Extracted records
----------
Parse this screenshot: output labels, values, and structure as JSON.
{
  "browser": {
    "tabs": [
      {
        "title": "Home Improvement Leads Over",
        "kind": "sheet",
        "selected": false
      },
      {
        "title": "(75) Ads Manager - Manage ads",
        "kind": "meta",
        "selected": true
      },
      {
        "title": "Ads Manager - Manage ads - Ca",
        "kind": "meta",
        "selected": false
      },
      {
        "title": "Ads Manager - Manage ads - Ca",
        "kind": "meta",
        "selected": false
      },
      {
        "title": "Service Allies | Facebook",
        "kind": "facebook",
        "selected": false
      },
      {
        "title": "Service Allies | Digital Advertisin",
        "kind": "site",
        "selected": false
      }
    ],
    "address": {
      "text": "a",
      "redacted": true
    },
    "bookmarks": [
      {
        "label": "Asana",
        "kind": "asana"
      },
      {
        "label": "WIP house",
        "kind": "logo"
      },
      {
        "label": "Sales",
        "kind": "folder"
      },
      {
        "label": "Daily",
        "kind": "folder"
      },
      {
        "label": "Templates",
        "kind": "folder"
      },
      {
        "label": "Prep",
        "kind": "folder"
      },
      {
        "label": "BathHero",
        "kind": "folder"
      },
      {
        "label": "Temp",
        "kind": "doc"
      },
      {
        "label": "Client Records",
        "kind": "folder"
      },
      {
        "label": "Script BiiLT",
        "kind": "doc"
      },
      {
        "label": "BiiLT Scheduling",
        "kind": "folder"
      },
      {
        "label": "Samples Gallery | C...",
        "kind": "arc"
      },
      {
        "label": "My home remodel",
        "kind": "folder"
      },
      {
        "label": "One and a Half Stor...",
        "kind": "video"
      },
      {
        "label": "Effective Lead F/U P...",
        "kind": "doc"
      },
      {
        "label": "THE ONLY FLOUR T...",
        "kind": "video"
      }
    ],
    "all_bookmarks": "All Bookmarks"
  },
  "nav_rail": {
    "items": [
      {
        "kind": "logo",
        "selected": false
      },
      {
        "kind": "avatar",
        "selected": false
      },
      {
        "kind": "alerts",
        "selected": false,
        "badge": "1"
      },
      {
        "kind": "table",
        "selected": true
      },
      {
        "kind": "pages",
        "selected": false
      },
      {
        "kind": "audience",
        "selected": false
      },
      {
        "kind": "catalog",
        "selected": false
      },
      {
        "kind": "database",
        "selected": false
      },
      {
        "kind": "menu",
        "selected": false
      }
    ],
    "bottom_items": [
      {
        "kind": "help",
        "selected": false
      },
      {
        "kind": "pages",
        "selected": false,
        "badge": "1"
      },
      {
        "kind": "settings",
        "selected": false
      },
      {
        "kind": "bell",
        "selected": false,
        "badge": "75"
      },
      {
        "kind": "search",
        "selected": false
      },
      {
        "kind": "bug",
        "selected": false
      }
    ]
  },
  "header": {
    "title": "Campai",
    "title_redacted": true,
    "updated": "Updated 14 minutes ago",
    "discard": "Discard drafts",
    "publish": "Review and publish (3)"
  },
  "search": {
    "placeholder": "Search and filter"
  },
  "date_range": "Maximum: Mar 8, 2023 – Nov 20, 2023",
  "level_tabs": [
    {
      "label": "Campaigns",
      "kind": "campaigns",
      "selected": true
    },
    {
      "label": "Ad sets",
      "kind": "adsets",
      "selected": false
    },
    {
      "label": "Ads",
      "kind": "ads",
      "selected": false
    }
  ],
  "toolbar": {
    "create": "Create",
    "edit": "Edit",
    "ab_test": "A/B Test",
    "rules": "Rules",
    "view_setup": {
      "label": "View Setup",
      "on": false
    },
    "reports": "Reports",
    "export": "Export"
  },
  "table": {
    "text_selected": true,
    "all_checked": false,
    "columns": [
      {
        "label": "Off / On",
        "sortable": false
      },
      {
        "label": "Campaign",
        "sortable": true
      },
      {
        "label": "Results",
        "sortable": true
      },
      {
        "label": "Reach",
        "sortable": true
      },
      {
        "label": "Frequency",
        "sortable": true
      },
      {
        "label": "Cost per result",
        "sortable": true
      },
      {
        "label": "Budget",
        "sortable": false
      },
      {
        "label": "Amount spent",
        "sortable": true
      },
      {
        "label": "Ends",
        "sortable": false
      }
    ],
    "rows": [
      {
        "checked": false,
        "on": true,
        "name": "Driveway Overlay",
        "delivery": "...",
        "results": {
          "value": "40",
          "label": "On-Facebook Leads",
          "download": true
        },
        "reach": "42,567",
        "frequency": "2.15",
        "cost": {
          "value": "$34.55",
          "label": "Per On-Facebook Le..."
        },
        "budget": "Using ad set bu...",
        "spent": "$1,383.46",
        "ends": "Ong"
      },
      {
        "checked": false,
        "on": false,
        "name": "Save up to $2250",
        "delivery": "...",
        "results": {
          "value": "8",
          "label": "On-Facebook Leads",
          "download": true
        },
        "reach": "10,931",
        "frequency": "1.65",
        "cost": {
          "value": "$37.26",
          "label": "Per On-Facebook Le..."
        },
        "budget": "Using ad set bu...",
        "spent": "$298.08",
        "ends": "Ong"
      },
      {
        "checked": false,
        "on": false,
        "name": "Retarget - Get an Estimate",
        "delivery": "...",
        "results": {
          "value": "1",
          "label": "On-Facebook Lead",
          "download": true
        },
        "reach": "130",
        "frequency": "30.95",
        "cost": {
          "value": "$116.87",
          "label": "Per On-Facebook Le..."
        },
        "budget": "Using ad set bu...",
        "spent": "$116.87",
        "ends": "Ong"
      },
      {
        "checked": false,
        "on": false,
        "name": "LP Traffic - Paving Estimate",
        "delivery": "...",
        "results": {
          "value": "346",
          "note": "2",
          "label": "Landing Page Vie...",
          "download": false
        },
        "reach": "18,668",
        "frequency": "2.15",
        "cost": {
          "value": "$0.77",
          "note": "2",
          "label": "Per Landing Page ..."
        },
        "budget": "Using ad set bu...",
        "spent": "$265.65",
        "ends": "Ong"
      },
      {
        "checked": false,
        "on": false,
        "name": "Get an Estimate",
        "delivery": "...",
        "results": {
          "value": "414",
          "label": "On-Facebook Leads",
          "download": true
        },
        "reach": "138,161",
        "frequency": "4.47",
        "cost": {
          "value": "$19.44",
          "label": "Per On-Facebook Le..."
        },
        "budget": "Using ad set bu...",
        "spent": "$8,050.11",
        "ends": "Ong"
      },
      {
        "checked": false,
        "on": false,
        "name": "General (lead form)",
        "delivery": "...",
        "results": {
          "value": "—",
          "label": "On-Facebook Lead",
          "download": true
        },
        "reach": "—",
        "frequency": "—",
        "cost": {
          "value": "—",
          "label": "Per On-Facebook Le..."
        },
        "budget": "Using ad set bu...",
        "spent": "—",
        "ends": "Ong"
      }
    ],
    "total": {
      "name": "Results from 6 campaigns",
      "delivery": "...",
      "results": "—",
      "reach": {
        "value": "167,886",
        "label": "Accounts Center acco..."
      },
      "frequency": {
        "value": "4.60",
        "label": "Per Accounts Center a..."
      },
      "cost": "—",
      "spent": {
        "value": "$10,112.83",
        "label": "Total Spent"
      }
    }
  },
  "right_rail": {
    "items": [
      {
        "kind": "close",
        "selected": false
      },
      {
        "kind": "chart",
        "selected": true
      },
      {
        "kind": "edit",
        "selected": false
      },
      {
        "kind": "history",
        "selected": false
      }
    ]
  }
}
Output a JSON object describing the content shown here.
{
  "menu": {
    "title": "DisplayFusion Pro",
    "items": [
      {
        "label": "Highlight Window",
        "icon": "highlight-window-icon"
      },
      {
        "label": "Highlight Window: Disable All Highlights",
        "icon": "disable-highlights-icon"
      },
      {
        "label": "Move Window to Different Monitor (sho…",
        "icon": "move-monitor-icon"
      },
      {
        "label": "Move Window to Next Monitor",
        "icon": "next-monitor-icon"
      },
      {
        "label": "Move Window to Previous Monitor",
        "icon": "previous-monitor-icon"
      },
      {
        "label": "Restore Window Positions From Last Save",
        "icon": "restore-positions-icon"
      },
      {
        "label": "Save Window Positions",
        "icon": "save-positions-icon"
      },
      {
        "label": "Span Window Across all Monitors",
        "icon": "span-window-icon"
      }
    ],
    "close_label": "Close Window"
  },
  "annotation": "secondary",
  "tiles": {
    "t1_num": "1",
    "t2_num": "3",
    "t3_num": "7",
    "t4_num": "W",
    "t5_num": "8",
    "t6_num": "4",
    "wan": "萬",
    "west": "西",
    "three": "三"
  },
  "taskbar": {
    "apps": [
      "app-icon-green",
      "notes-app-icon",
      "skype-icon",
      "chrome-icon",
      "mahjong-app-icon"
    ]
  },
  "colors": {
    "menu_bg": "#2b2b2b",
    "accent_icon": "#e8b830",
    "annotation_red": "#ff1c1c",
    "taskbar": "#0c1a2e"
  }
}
----------
** WHAT YOU NEED TO DO **
Search the records for the string "Landing" and return every line in which it occurs.

** SOLVED EXERCISE **
          "label": "Landing Page Vie...",
          "label": "Per Landing Page ..."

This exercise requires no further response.